### Records for this task
((

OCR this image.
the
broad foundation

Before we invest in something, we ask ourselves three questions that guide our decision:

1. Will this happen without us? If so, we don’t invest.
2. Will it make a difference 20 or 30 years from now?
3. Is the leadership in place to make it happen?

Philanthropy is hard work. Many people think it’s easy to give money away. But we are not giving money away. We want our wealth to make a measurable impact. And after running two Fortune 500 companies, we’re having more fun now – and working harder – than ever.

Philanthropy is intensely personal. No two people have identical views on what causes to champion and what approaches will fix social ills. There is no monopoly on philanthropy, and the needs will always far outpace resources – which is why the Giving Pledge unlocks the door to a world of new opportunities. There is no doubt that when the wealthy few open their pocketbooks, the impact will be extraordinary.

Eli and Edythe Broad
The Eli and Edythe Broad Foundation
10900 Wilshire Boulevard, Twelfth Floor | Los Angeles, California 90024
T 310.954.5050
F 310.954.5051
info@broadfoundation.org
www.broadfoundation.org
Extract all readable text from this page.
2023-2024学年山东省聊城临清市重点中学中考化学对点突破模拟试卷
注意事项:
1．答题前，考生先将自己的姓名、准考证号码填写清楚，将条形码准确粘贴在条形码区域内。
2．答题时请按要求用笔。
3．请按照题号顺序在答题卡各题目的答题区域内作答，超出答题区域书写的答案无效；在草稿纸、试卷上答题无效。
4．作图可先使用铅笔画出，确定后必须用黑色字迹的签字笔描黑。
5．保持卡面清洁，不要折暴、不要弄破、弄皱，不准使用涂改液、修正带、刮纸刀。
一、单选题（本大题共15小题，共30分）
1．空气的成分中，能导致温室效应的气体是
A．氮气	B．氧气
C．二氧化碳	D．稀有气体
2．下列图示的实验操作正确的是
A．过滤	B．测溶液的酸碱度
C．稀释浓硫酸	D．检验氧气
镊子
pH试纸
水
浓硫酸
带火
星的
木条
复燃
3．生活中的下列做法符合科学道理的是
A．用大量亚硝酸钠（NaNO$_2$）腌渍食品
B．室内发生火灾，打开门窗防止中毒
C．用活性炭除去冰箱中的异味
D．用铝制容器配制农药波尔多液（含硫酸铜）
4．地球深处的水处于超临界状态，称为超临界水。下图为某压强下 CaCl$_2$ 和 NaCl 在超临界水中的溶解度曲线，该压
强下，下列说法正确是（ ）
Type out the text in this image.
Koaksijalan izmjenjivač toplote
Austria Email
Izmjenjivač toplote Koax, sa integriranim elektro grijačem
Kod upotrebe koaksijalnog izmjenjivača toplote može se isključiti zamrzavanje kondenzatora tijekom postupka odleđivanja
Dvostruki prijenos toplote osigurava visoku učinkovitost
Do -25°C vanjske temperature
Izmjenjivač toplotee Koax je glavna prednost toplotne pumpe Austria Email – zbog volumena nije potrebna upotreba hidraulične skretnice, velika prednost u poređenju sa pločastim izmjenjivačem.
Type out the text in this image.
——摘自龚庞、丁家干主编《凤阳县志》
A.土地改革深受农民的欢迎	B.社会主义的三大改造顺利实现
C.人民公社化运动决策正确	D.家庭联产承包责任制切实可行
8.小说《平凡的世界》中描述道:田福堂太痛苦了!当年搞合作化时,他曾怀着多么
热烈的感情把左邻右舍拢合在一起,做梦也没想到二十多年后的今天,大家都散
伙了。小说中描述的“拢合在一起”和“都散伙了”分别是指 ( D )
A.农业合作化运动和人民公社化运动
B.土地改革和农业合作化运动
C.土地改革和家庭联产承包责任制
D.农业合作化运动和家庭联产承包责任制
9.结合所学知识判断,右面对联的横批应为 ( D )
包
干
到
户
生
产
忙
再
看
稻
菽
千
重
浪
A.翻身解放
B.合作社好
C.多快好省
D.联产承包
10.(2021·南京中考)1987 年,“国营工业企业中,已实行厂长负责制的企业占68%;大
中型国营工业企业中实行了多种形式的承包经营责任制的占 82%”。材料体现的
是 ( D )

))

Repeat every record, keeping each word and mark exactly as it is.

OCR this image.
the
broad foundation

Before we invest in something, we ask ourselves three questions that guide our decision:

1. Will this happen without us? If so, we don’t invest.
2. Will it make a difference 20 or 30 years from now?
3. Is the leadership in place to make it happen?

Philanthropy is hard work. Many people think it’s easy to give money away. But we are not giving money away. We want our wealth to make a measurable impact. And after running two Fortune 500 companies, we’re having more fun now – and working harder – than ever.

Philanthropy is intensely personal. No two people have identical views on what causes to champion and what approaches will fix social ills. There is no monopoly on philanthropy, and the needs will always far outpace resources – which is why the Giving Pledge unlocks the door to a world of new opportunities. There is no doubt that when the wealthy few open their pocketbooks, the impact will be extraordinary.

Eli and Edythe Broad
The Eli and Edythe Broad Foundation
10900 Wilshire Boulevard, Twelfth Floor | Los Angeles, California 90024
T 310.954.5050
F 310.954.5051
info@broadfoundation.org
www.broadfoundation.org
Extract all readable text from this page.
2023-2024学年山东省聊城临清市重点中学中考化学对点突破模拟试卷
注意事项:
1．答题前，考生先将自己的姓名、准考证号码填写清楚，将条形码准确粘贴在条形码区域内。
2．答题时请按要求用笔。
3．请按照题号顺序在答题卡各题目的答题区域内作答，超出答题区域书写的答案无效；在草稿纸、试卷上答题无效。
4．作图可先使用铅笔画出，确定后必须用黑色字迹的签字笔描黑。
5．保持卡面清洁，不要折暴、不要弄破、弄皱，不准使用涂改液、修正带、刮纸刀。
一、单选题（本大题共15小题，共30分）
1．空气的成分中，能导致温室效应的气体是
A．氮气	B．氧气
C．二氧化碳	D．稀有气体
2．下列图示的实验操作正确的是
A．过滤	B．测溶液的酸碱度
C．稀释浓硫酸	D．检验氧气
镊子
pH试纸
水
浓硫酸
带火
星的
木条
复燃
3．生活中的下列做法符合科学道理的是
A．用大量亚硝酸钠（NaNO$_2$）腌渍食品
B．室内发生火灾，打开门窗防止中毒
C．用活性炭除去冰箱中的异味
D．用铝制容器配制农药波尔多液（含硫酸铜）
4．地球深处的水处于超临界状态，称为超临界水。下图为某压强下 CaCl$_2$ 和 NaCl 在超临界水中的溶解度曲线，该压
强下，下列说法正确是（ ）
Type out the text in this image.
Koaksijalan izmjenjivač toplote
Austria Email
Izmjenjivač toplote Koax, sa integriranim elektro grijačem
Kod upotrebe koaksijalnog izmjenjivača toplote može se isključiti zamrzavanje kondenzatora tijekom postupka odleđivanja
Dvostruki prijenos toplote osigurava visoku učinkovitost
Do -25°C vanjske temperature
Izmjenjivač toplotee Koax je glavna prednost toplotne pumpe Austria Email – zbog volumena nije potrebna upotreba hidraulične skretnice, velika prednost u poređenju sa pločastim izmjenjivačem.
Type out the text in this image.
——摘自龚庞、丁家干主编《凤阳县志》
A.土地改革深受农民的欢迎	B.社会主义的三大改造顺利实现
C.人民公社化运动决策正确	D.家庭联产承包责任制切实可行
8.小说《平凡的世界》中描述道:田福堂太痛苦了!当年搞合作化时,他曾怀着多么
热烈的感情把左邻右舍拢合在一起,做梦也没想到二十多年后的今天,大家都散
伙了。小说中描述的“拢合在一起”和“都散伙了”分别是指 ( D )
A.农业合作化运动和人民公社化运动
B.土地改革和农业合作化运动
C.土地改革和家庭联产承包责任制
D.农业合作化运动和家庭联产承包责任制
9.结合所学知识判断,右面对联的横批应为 ( D )
包
干
到
户
生
产
忙
再
看
稻
菽
千
重
浪
A.翻身解放
B.合作社好
C.多快好省
D.联产承包
10.(2021·南京中考)1987 年,“国营工业企业中,已实行厂长负责制的企业占68%;大
中型国营工业企业中实行了多种形式的承包经营责任制的占 82%”。材料体现的
是 ( D )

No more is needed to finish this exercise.